REQUIRED ACTION:
Please output the listing exactly as it stands, but omit any images.

-- RECORDS FOR THE EXERCISE follows --

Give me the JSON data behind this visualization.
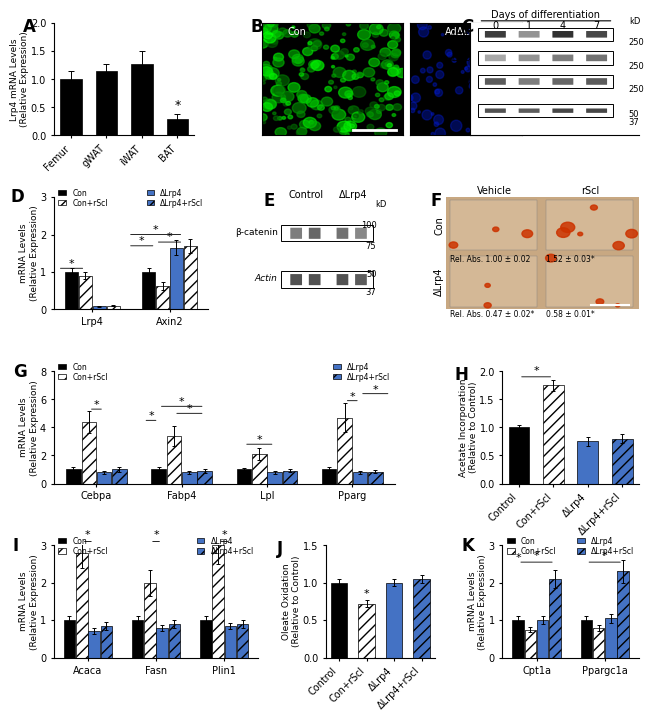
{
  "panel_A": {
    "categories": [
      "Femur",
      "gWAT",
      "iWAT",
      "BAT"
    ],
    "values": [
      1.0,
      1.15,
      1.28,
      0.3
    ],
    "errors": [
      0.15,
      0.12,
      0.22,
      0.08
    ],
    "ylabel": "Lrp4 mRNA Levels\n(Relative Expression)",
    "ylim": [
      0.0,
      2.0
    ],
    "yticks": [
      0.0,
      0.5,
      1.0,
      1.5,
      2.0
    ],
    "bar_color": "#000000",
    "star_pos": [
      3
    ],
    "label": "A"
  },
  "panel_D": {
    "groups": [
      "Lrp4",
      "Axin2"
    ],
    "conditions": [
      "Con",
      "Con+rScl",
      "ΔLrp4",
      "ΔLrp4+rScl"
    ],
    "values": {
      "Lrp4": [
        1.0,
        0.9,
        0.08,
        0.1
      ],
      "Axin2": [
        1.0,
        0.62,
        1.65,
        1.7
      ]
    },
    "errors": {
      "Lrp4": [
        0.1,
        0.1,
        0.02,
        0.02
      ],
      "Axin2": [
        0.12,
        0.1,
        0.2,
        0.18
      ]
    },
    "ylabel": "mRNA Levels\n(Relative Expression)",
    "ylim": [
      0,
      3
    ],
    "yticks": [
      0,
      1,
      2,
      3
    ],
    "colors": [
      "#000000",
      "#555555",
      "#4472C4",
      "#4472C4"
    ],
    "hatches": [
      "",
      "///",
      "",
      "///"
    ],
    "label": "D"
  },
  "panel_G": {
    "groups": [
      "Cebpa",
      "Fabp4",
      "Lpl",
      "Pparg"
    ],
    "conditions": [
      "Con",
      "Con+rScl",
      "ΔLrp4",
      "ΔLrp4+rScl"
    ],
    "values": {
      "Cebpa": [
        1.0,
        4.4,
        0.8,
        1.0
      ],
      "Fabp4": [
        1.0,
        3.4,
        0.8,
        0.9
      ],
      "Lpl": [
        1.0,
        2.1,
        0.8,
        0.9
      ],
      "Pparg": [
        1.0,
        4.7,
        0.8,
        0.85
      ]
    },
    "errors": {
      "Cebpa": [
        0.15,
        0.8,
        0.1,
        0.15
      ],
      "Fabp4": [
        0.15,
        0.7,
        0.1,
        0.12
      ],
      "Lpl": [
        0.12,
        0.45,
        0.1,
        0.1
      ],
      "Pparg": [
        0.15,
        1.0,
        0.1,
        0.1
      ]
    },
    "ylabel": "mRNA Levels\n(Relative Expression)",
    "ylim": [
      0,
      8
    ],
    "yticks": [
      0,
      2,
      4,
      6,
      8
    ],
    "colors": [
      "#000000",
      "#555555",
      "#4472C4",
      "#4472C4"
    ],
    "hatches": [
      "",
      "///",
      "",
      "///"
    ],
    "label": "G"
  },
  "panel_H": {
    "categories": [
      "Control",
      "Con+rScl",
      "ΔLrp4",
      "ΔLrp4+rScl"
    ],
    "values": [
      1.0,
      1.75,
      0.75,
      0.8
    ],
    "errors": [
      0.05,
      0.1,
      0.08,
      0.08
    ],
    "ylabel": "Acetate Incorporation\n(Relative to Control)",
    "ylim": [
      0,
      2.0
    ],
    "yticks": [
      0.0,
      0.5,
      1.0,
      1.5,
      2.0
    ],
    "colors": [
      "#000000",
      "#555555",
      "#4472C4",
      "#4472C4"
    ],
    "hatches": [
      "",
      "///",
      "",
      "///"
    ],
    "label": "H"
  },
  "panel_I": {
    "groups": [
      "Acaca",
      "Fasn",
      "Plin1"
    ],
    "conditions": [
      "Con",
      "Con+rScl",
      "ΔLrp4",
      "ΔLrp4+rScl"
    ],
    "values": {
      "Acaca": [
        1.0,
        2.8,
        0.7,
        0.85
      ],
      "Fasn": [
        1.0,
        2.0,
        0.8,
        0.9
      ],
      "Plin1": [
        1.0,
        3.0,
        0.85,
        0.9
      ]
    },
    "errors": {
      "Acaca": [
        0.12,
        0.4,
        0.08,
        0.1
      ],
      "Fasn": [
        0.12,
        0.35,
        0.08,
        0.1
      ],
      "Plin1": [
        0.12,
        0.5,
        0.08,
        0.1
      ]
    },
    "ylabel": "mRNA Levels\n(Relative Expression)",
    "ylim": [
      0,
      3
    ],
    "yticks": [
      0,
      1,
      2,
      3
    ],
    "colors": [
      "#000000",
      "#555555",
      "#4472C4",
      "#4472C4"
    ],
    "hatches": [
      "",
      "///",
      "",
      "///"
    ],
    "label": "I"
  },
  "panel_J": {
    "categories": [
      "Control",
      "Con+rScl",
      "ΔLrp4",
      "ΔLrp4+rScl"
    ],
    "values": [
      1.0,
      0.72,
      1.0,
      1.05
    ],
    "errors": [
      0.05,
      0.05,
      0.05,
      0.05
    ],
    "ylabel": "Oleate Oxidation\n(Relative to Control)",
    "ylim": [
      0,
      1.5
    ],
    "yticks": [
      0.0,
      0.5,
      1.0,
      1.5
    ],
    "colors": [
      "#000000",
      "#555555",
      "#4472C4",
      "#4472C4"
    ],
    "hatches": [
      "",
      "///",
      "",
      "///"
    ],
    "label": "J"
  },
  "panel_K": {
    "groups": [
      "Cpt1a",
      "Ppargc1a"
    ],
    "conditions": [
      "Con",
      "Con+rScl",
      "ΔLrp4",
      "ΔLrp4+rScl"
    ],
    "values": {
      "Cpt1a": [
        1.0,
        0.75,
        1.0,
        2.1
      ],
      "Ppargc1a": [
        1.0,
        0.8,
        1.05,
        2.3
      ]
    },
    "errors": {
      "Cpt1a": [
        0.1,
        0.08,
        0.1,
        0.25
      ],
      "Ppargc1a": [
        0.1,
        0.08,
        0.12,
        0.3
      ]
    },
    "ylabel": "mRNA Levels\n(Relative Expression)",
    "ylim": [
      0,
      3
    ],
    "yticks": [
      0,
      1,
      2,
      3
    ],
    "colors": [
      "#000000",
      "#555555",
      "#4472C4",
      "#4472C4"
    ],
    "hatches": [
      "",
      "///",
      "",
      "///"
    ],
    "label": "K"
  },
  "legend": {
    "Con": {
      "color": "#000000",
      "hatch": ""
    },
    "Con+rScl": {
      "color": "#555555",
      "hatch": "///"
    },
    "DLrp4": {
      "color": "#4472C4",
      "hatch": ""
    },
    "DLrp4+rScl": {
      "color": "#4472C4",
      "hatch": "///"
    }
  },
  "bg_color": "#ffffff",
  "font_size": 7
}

-- RECORDS FOR THE EXERCISE concluded --

RESULT:
Give me the JSON data behind this visualization.
{
  "panel_A": {
    "categories": [
      "Femur",
      "gWAT",
      "iWAT",
      "BAT"
    ],
    "values": [
      1.0,
      1.15,
      1.28,
      0.3
    ],
    "errors": [
      0.15,
      0.12,
      0.22,
      0.08
    ],
    "ylabel": "Lrp4 mRNA Levels\n(Relative Expression)",
    "ylim": [
      0.0,
      2.0
    ],
    "yticks": [
      0.0,
      0.5,
      1.0,
      1.5,
      2.0
    ],
    "bar_color": "#000000",
    "star_pos": [
      3
    ],
    "label": "A"
  },
  "panel_D": {
    "groups": [
      "Lrp4",
      "Axin2"
    ],
    "conditions": [
      "Con",
      "Con+rScl",
      "ΔLrp4",
      "ΔLrp4+rScl"
    ],
    "values": {
      "Lrp4": [
        1.0,
        0.9,
        0.08,
        0.1
      ],
      "Axin2": [
        1.0,
        0.62,
        1.65,
        1.7
      ]
    },
    "errors": {
      "Lrp4": [
        0.1,
        0.1,
        0.02,
        0.02
      ],
      "Axin2": [
        0.12,
        0.1,
        0.2,
        0.18
      ]
    },
    "ylabel": "mRNA Levels\n(Relative Expression)",
    "ylim": [
      0,
      3
    ],
    "yticks": [
      0,
      1,
      2,
      3
    ],
    "colors": [
      "#000000",
      "#555555",
      "#4472C4",
      "#4472C4"
    ],
    "hatches": [
      "",
      "///",
      "",
      "///"
    ],
    "label": "D"
  },
  "panel_G": {
    "groups": [
      "Cebpa",
      "Fabp4",
      "Lpl",
      "Pparg"
    ],
    "conditions": [
      "Con",
      "Con+rScl",
      "ΔLrp4",
      "ΔLrp4+rScl"
    ],
    "values": {
      "Cebpa": [
        1.0,
        4.4,
        0.8,
        1.0
      ],
      "Fabp4": [
        1.0,
        3.4,
        0.8,
        0.9
      ],
      "Lpl": [
        1.0,
        2.1,
        0.8,
        0.9
      ],
      "Pparg": [
        1.0,
        4.7,
        0.8,
        0.85
      ]
    },
    "errors": {
      "Cebpa": [
        0.15,
        0.8,
        0.1,
        0.15
      ],
      "Fabp4": [
        0.15,
        0.7,
        0.1,
        0.12
      ],
      "Lpl": [
        0.12,
        0.45,
        0.1,
        0.1
      ],
      "Pparg": [
        0.15,
        1.0,
        0.1,
        0.1
      ]
    },
    "ylabel": "mRNA Levels\n(Relative Expression)",
    "ylim": [
      0,
      8
    ],
    "yticks": [
      0,
      2,
      4,
      6,
      8
    ],
    "colors": [
      "#000000",
      "#555555",
      "#4472C4",
      "#4472C4"
    ],
    "hatches": [
      "",
      "///",
      "",
      "///"
    ],
    "label": "G"
  },
  "panel_H": {
    "categories": [
      "Control",
      "Con+rScl",
      "ΔLrp4",
      "ΔLrp4+rScl"
    ],
    "values": [
      1.0,
      1.75,
      0.75,
      0.8
    ],
    "errors": [
      0.05,
      0.1,
      0.08,
      0.08
    ],
    "ylabel": "Acetate Incorporation\n(Relative to Control)",
    "ylim": [
      0,
      2.0
    ],
    "yticks": [
      0.0,
      0.5,
      1.0,
      1.5,
      2.0
    ],
    "colors": [
      "#000000",
      "#555555",
      "#4472C4",
      "#4472C4"
    ],
    "hatches": [
      "",
      "///",
      "",
      "///"
    ],
    "label": "H"
  },
  "panel_I": {
    "groups": [
      "Acaca",
      "Fasn",
      "Plin1"
    ],
    "conditions": [
      "Con",
      "Con+rScl",
      "ΔLrp4",
      "ΔLrp4+rScl"
    ],
    "values": {
      "Acaca": [
        1.0,
        2.8,
        0.7,
        0.85
      ],
      "Fasn": [
        1.0,
        2.0,
        0.8,
        0.9
      ],
      "Plin1": [
        1.0,
        3.0,
        0.85,
        0.9
      ]
    },
    "errors": {
      "Acaca": [
        0.12,
        0.4,
        0.08,
        0.1
      ],
      "Fasn": [
        0.12,
        0.35,
        0.08,
        0.1
      ],
      "Plin1": [
        0.12,
        0.5,
        0.08,
        0.1
      ]
    },
    "ylabel": "mRNA Levels\n(Relative Expression)",
    "ylim": [
      0,
      3
    ],
    "yticks": [
      0,
      1,
      2,
      3
    ],
    "colors": [
      "#000000",
      "#555555",
      "#4472C4",
      "#4472C4"
    ],
    "hatches": [
      "",
      "///",
      "",
      "///"
    ],
    "label": "I"
  },
  "panel_J": {
    "categories": [
      "Control",
      "Con+rScl",
      "ΔLrp4",
      "ΔLrp4+rScl"
    ],
    "values": [
      1.0,
      0.72,
      1.0,
      1.05
    ],
    "errors": [
      0.05,
      0.05,
      0.05,
      0.05
    ],
    "ylabel": "Oleate Oxidation\n(Relative to Control)",
    "ylim": [
      0,
      1.5
    ],
    "yticks": [
      0.0,
      0.5,
      1.0,
      1.5
    ],
    "colors": [
      "#000000",
      "#555555",
      "#4472C4",
      "#4472C4"
    ],
    "hatches": [
      "",
      "///",
      "",
      "///"
    ],
    "label": "J"
  },
  "panel_K": {
    "groups": [
      "Cpt1a",
      "Ppargc1a"
    ],
    "conditions": [
      "Con",
      "Con+rScl",
      "ΔLrp4",
      "ΔLrp4+rScl"
    ],
    "values": {
      "Cpt1a": [
        1.0,
        0.75,
        1.0,
        2.1
      ],
      "Ppargc1a": [
        1.0,
        0.8,
        1.05,
        2.3
      ]
    },
    "errors": {
      "Cpt1a": [
        0.1,
        0.08,
        0.1,
        0.25
      ],
      "Ppargc1a": [
        0.1,
        0.08,
        0.12,
        0.3
      ]
    },
    "ylabel": "mRNA Levels\n(Relative Expression)",
    "ylim": [
      0,
      3
    ],
    "yticks": [
      0,
      1,
      2,
      3
    ],
    "colors": [
      "#000000",
      "#555555",
      "#4472C4",
      "#4472C4"
    ],
    "hatches": [
      "",
      "///",
      "",
      "///"
    ],
    "label": "K"
  },
  "legend": {
    "Con": {
      "color": "#000000",
      "hatch": ""
    },
    "Con+rScl": {
      "color": "#555555",
      "hatch": "///"
    },
    "DLrp4": {
      "color": "#4472C4",
      "hatch": ""
    },
    "DLrp4+rScl": {
      "color": "#4472C4",
      "hatch": "///"
    }
  },
  "bg_color": "#ffffff",
  "font_size": 7
}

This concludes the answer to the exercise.